The concept for Honda’s Fuel Cell Vehicle, with production version being unveiled next month


BMW, who is widely considered a major backer of EV technology — with big investment in their high-profile i8 and i3 plug-in EVs — is also hedging its future with hydrogen by signing a technology-sharing agreement with Toyota (they’ve previously signed deals to share diesel and lithium-air battery technology). BMW aims to begin developing a prototype FCV next year, with a potential production car targeted for 2020.

Meanwhile, BMW’s biggest competitor — the mighty VW/Audi/Porsche triumvirate — is making it well known they have their own ponies to parade. VW introduced its two FCVs at the LAAS, the Golf SportWagen HyMotion and the Passat HyMotion. What makes the SportWagen HyMotion notable is that it is built on VW/Audi’s highly adaptable MQB architecture, proving that if they so desired the group could install the powertrain on any car that uses the chassis (which includes everything from the Audi TT and A3 to the VW Golf, Passat and Tiguan). That future adaptability means that if the market demanded, VW/Audi could have dozens of FCV models on the streets in no time. But VW execs were quick to stress they would not be launching any production HyMotion vehicles until the “conditions are right”, so infrastructure will play a big role in its development.

Stealing the hydrogen spotlight, as they are wont to do, was Audi, with the unexpected unveiling of its H-Tron Quattro concept. Trumpeted as the “first performance fuel cell vehicle,” the converted A7 Sportback combines a hydrogen fuel cell powertrain with a plug-in battery system. The H-Tron concept is powered by hydrogen, but can be boosted via a jolt from the lithium ion batteries (which in turn are charged by the fuel cells) for a total of 398-lb-ft of torque. Since it’s a true Quattro, the H-Tron features motors on both axles, allowing the concept car to hit 0-62 mph in only 7.9 seconds en route to a 112 mph top speed. Not bad for a 4,300-lb executive saloon with a 300+ mile range. In essence, Audi’s H-Tron Quattro is an alternative fuel vehicle for those who don’t want to surrender a modicum of action, or luxury.

**Material provided**
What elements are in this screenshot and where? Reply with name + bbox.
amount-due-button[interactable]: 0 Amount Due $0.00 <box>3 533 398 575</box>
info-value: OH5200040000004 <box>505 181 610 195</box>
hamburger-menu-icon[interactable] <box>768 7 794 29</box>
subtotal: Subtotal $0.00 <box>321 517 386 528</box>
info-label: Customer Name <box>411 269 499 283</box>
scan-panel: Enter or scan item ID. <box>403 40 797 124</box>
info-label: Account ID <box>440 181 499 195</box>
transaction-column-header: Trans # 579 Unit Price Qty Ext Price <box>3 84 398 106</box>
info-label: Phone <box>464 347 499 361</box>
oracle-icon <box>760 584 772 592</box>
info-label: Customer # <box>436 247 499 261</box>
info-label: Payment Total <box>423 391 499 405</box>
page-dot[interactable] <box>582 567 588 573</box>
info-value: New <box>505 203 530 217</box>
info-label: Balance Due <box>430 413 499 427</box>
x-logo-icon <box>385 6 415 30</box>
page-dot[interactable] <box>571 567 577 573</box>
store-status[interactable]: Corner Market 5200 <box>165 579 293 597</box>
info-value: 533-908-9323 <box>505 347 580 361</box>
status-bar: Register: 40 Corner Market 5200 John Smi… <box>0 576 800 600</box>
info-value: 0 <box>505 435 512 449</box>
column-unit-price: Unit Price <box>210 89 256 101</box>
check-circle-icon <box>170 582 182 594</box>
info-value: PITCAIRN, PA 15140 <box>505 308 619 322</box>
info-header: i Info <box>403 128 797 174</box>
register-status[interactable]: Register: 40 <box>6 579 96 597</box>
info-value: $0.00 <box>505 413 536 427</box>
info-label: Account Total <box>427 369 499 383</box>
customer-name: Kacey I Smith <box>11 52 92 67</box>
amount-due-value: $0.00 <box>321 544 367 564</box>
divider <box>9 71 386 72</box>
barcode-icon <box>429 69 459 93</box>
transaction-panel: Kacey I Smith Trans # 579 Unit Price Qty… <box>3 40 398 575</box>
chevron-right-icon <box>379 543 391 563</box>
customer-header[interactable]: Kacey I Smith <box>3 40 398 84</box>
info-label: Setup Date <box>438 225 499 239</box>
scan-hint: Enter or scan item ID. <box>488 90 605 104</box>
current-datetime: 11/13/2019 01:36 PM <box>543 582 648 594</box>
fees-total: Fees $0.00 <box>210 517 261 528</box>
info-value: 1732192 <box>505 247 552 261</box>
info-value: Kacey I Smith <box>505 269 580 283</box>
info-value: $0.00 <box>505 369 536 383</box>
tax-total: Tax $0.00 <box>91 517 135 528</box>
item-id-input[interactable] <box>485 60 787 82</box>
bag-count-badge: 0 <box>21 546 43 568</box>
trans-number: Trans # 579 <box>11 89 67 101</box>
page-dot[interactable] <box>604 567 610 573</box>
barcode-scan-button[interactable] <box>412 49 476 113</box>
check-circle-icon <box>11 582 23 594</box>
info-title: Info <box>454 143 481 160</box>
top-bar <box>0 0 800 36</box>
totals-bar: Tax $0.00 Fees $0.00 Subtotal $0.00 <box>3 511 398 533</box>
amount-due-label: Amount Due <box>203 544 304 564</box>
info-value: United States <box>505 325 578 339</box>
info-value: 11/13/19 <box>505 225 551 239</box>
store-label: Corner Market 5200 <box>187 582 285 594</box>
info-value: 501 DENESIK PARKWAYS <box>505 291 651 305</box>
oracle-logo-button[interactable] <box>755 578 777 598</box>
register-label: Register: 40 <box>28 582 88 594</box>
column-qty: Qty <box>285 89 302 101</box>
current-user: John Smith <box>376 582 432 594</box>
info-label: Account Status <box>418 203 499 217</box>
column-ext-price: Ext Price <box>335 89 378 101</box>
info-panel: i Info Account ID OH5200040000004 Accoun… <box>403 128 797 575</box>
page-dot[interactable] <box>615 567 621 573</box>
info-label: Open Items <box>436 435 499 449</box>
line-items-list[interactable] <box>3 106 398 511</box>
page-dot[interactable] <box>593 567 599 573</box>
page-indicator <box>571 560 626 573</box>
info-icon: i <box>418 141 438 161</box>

**List of tasks**
- 1) Repeat the passage on hydrogen cars from "Stealing the hydrogen" up to and including "action, or luxury.".
- 2) In the passage on hydrogen cars, what top speed does Audi's H-Tron Quattro concept reach?
The items have nothing to do with this.

**Exercise solutions**
- 1)
Stealing the hydrogen spotlight, as they are wont to do, was Audi, with the unexpected unveiling of its H-Tron Quattro concept. Trumpeted as the “first performance fuel cell vehicle,” the converted A7 Sportback combines a hydrogen fuel cell powertrain with a plug-in battery system. The H-Tron concept is powered by hydrogen, but can be boosted via a jolt from the lithium ion batteries (which in turn are charged by the fuel cells) for a total of 398-lb-ft of torque. Since it’s a true Quattro, the H-Tron features motors on both axles, allowing the concept car to hit 0-62 mph in only 7.9 seconds en route to a 112 mph top speed. Not bad for a 4,300-lb executive saloon with a 300+ mile range. In essence, Audi’s H-Tron Quattro is an alternative fuel vehicle for those who don’t want to surrender a modicum of action, or luxury.

- 2) 112 mph.